-- BEGIN Listing --

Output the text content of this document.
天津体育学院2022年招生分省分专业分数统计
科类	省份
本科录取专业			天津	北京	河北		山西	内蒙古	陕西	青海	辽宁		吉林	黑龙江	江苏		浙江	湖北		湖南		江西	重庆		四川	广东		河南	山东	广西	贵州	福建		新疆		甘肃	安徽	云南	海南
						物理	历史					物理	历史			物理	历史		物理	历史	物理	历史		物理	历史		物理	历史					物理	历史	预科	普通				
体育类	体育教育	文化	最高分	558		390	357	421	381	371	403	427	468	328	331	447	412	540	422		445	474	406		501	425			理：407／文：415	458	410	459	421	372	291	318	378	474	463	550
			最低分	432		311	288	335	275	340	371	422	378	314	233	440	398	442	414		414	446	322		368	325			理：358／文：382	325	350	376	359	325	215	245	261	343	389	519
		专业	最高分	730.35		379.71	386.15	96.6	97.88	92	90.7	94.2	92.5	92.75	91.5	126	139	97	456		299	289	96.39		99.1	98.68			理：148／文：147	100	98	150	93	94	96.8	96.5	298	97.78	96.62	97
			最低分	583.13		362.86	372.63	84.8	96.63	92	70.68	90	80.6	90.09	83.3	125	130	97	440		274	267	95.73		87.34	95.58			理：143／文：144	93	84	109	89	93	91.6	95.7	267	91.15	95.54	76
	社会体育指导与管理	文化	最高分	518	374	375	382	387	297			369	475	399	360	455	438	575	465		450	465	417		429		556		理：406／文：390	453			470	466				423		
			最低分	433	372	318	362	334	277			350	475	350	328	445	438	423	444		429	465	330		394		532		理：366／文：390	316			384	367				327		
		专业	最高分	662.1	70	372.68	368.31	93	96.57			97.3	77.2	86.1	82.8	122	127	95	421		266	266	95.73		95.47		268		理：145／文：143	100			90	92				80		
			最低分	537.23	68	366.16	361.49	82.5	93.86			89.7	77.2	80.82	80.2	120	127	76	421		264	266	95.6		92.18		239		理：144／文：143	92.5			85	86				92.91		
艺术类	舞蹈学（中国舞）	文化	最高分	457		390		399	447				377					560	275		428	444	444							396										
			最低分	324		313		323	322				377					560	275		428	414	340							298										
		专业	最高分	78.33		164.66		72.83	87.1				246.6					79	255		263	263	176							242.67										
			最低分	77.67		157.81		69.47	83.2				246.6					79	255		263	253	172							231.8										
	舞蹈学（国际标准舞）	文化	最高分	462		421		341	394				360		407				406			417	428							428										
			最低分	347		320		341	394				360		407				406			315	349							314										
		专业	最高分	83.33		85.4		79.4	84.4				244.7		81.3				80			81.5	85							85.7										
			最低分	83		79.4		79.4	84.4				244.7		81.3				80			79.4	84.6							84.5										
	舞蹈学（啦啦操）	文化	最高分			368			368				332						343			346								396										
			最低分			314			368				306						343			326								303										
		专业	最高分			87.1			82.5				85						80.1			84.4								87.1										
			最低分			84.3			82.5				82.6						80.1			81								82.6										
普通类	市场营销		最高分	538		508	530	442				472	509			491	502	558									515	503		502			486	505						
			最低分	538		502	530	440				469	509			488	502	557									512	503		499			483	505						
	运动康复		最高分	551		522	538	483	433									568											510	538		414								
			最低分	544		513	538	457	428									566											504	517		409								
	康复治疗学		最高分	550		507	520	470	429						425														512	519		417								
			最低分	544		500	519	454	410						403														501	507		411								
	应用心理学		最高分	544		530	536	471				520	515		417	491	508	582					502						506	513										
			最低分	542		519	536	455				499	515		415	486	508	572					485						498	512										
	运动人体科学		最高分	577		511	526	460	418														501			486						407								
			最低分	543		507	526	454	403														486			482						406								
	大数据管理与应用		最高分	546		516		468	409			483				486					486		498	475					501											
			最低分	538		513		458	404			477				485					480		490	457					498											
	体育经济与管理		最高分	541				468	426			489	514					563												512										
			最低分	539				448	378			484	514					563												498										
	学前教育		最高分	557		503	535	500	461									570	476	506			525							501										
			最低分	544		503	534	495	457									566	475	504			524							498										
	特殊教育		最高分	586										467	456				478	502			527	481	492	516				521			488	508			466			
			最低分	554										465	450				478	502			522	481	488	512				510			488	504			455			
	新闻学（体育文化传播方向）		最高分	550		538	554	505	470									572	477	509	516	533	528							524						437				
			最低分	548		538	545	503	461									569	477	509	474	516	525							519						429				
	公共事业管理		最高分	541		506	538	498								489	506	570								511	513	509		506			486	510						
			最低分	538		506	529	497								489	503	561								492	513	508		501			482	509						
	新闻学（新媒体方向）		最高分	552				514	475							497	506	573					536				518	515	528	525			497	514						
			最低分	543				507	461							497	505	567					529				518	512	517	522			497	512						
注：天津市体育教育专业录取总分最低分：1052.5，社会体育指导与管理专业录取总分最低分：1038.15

-- END Listing --

Given task — Your task is to give the records above again, exactly.

Correct output —
Output the text content of this document.
天津体育学院2022年招生分省分专业分数统计
科类	省份
本科录取专业			天津	北京	河北		山西	内蒙古	陕西	青海	辽宁		吉林	黑龙江	江苏		浙江	湖北		湖南		江西	重庆		四川	广东		河南	山东	广西	贵州	福建		新疆		甘肃	安徽	云南	海南
						物理	历史					物理	历史			物理	历史		物理	历史	物理	历史		物理	历史		物理	历史					物理	历史	预科	普通				
体育类	体育教育	文化	最高分	558		390	357	421	381	371	403	427	468	328	331	447	412	540	422		445	474	406		501	425			理：407／文：415	458	410	459	421	372	291	318	378	474	463	550
			最低分	432		311	288	335	275	340	371	422	378	314	233	440	398	442	414		414	446	322		368	325			理：358／文：382	325	350	376	359	325	215	245	261	343	389	519
		专业	最高分	730.35		379.71	386.15	96.6	97.88	92	90.7	94.2	92.5	92.75	91.5	126	139	97	456		299	289	96.39		99.1	98.68			理：148／文：147	100	98	150	93	94	96.8	96.5	298	97.78	96.62	97
			最低分	583.13		362.86	372.63	84.8	96.63	92	70.68	90	80.6	90.09	83.3	125	130	97	440		274	267	95.73		87.34	95.58			理：143／文：144	93	84	109	89	93	91.6	95.7	267	91.15	95.54	76
	社会体育指导与管理	文化	最高分	518	374	375	382	387	297			369	475	399	360	455	438	575	465		450	465	417		429		556		理：406／文：390	453			470	466				423		
			最低分	433	372	318	362	334	277			350	475	350	328	445	438	423	444		429	465	330		394		532		理：366／文：390	316			384	367				327		
		专业	最高分	662.1	70	372.68	368.31	93	96.57			97.3	77.2	86.1	82.8	122	127	95	421		266	266	95.73		95.47		268		理：145／文：143	100			90	92				80		
			最低分	537.23	68	366.16	361.49	82.5	93.86			89.7	77.2	80.82	80.2	120	127	76	421		264	266	95.6		92.18		239		理：144／文：143	92.5			85	86				92.91		
艺术类	舞蹈学（中国舞）	文化	最高分	457		390		399	447				377					560	275		428	444	444							396										
			最低分	324		313		323	322				377					560	275		428	414	340							298										
		专业	最高分	78.33		164.66		72.83	87.1				246.6					79	255		263	263	176							242.67										
			最低分	77.67		157.81		69.47	83.2				246.6					79	255		263	253	172							231.8										
	舞蹈学（国际标准舞）	文化	最高分	462		421		341	394				360		407				406			417	428							428										
			最低分	347		320		341	394				360		407				406			315	349							314										
		专业	最高分	83.33		85.4		79.4	84.4				244.7		81.3				80			81.5	85							85.7										
			最低分	83		79.4		79.4	84.4				244.7		81.3				80			79.4	84.6							84.5										
	舞蹈学（啦啦操）	文化	最高分			368			368				332						343			346								396										
			最低分			314			368				306						343			326								303										
		专业	最高分			87.1			82.5				85						80.1			84.4								87.1										
			最低分			84.3			82.5				82.6						80.1			81								82.6										
普通类	市场营销		最高分	538		508	530	442				472	509			491	502	558									515	503		502			486	505						
			最低分	538		502	530	440				469	509			488	502	557									512	503		499			483	505						
	运动康复		最高分	551		522	538	483	433									568											510	538		414								
			最低分	544		513	538	457	428									566											504	517		409								
	康复治疗学		最高分	550		507	520	470	429						425														512	519		417								
			最低分	544		500	519	454	410						403														501	507		411								
	应用心理学		最高分	544		530	536	471				520	515		417	491	508	582					502						506	513										
			最低分	542		519	536	455				499	515		415	486	508	572					485						498	512										
	运动人体科学		最高分	577		511	526	460	418														501			486						407								
			最低分	543		507	526	454	403														486			482						406								
	大数据管理与应用		最高分	546		516		468	409			483				486					486		498	475					501											
			最低分	538		513		458	404			477				485					480		490	457					498											
	体育经济与管理		最高分	541				468	426			489	514					563												512										
			最低分	539				448	378			484	514					563												498										
	学前教育		最高分	557		503	535	500	461									570	476	506			525							501										
			最低分	544		503	534	495	457									566	475	504			524							498										
	特殊教育		最高分	586										467	456				478	502			527	481	492	516				521			488	508			466			
			最低分	554										465	450				478	502			522	481	488	512				510			488	504			455			
	新闻学（体育文化传播方向）		最高分	550		538	554	505	470									572	477	509	516	533	528							524						437				
			最低分	548		538	545	503	461									569	477	509	474	516	525							519						429				
	公共事业管理		最高分	541		506	538	498								489	506	570								511	513	509		506			486	510						
			最低分	538		506	529	497								489	503	561								492	513	508		501			482	509						
	新闻学（新媒体方向）		最高分	552				514	475							497	506	573					536				518	515	528	525			497	514						
			最低分	543				507	461							497	505	567					529				518	512	517	522			497	512						
注：天津市体育教育专业录取总分最低分：1052.5，社会体育指导与管理专业录取总分最低分：1038.15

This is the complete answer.